[Collected data entries]
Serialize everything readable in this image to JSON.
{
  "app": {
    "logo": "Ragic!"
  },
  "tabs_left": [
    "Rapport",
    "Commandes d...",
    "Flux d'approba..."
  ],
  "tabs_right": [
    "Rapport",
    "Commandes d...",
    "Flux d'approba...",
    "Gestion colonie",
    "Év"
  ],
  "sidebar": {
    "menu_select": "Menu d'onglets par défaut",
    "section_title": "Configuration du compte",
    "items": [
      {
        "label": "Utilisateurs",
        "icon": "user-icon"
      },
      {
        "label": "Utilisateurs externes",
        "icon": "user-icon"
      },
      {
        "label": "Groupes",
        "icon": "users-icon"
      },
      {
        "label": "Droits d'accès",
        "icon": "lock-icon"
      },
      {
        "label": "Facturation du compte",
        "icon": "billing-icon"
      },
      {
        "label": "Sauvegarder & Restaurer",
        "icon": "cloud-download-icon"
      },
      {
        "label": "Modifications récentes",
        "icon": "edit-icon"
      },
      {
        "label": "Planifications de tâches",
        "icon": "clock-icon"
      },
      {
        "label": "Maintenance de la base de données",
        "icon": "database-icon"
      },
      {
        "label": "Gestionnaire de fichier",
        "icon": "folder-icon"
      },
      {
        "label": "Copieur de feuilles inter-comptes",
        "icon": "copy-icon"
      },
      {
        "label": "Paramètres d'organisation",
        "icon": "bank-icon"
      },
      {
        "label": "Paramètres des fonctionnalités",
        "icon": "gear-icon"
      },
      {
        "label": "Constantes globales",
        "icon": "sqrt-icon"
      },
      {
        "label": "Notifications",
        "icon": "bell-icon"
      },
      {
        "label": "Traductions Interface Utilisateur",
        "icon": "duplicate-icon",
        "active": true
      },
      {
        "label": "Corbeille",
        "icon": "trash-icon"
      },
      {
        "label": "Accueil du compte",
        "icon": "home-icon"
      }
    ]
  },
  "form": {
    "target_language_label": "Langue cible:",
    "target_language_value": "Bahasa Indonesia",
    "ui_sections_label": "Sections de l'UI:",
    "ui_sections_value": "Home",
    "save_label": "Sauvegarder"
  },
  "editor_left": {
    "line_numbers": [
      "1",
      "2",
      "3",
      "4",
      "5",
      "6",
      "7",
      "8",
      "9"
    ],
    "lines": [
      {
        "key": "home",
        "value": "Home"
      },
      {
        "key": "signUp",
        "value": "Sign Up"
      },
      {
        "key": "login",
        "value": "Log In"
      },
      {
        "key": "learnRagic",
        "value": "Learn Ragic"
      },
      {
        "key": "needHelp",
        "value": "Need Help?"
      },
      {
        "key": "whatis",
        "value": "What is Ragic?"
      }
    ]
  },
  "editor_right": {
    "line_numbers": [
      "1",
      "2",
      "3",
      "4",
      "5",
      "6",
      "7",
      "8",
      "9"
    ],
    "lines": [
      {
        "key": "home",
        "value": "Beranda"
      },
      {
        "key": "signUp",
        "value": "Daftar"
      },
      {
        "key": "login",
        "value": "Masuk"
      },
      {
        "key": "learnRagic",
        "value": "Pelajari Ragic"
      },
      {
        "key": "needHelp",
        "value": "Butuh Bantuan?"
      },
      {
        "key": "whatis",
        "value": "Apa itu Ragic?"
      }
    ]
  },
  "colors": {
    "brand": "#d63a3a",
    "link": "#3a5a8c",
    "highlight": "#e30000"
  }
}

● WRITTEN REQUEST: Write the material out exactly, with nothing left out.

● RESULT:
Serialize everything readable in this image to JSON.
{
  "app": {
    "logo": "Ragic!"
  },
  "tabs_left": [
    "Rapport",
    "Commandes d...",
    "Flux d'approba..."
  ],
  "tabs_right": [
    "Rapport",
    "Commandes d...",
    "Flux d'approba...",
    "Gestion colonie",
    "Év"
  ],
  "sidebar": {
    "menu_select": "Menu d'onglets par défaut",
    "section_title": "Configuration du compte",
    "items": [
      {
        "label": "Utilisateurs",
        "icon": "user-icon"
      },
      {
        "label": "Utilisateurs externes",
        "icon": "user-icon"
      },
      {
        "label": "Groupes",
        "icon": "users-icon"
      },
      {
        "label": "Droits d'accès",
        "icon": "lock-icon"
      },
      {
        "label": "Facturation du compte",
        "icon": "billing-icon"
      },
      {
        "label": "Sauvegarder & Restaurer",
        "icon": "cloud-download-icon"
      },
      {
        "label": "Modifications récentes",
        "icon": "edit-icon"
      },
      {
        "label": "Planifications de tâches",
        "icon": "clock-icon"
      },
      {
        "label": "Maintenance de la base de données",
        "icon": "database-icon"
      },
      {
        "label": "Gestionnaire de fichier",
        "icon": "folder-icon"
      },
      {
        "label": "Copieur de feuilles inter-comptes",
        "icon": "copy-icon"
      },
      {
        "label": "Paramètres d'organisation",
        "icon": "bank-icon"
      },
      {
        "label": "Paramètres des fonctionnalités",
        "icon": "gear-icon"
      },
      {
        "label": "Constantes globales",
        "icon": "sqrt-icon"
      },
      {
        "label": "Notifications",
        "icon": "bell-icon"
      },
      {
        "label": "Traductions Interface Utilisateur",
        "icon": "duplicate-icon",
        "active": true
      },
      {
        "label": "Corbeille",
        "icon": "trash-icon"
      },
      {
        "label": "Accueil du compte",
        "icon": "home-icon"
      }
    ]
  },
  "form": {
    "target_language_label": "Langue cible:",
    "target_language_value": "Bahasa Indonesia",
    "ui_sections_label": "Sections de l'UI:",
    "ui_sections_value": "Home",
    "save_label": "Sauvegarder"
  },
  "editor_left": {
    "line_numbers": [
      "1",
      "2",
      "3",
      "4",
      "5",
      "6",
      "7",
      "8",
      "9"
    ],
    "lines": [
      {
        "key": "home",
        "value": "Home"
      },
      {
        "key": "signUp",
        "value": "Sign Up"
      },
      {
        "key": "login",
        "value": "Log In"
      },
      {
        "key": "learnRagic",
        "value": "Learn Ragic"
      },
      {
        "key": "needHelp",
        "value": "Need Help?"
      },
      {
        "key": "whatis",
        "value": "What is Ragic?"
      }
    ]
  },
  "editor_right": {
    "line_numbers": [
      "1",
      "2",
      "3",
      "4",
      "5",
      "6",
      "7",
      "8",
      "9"
    ],
    "lines": [
      {
        "key": "home",
        "value": "Beranda"
      },
      {
        "key": "signUp",
        "value": "Daftar"
      },
      {
        "key": "login",
        "value": "Masuk"
      },
      {
        "key": "learnRagic",
        "value": "Pelajari Ragic"
      },
      {
        "key": "needHelp",
        "value": "Butuh Bantuan?"
      },
      {
        "key": "whatis",
        "value": "Apa itu Ragic?"
      }
    ]
  },
  "colors": {
    "brand": "#d63a3a",
    "link": "#3a5a8c",
    "highlight": "#e30000"
  }
}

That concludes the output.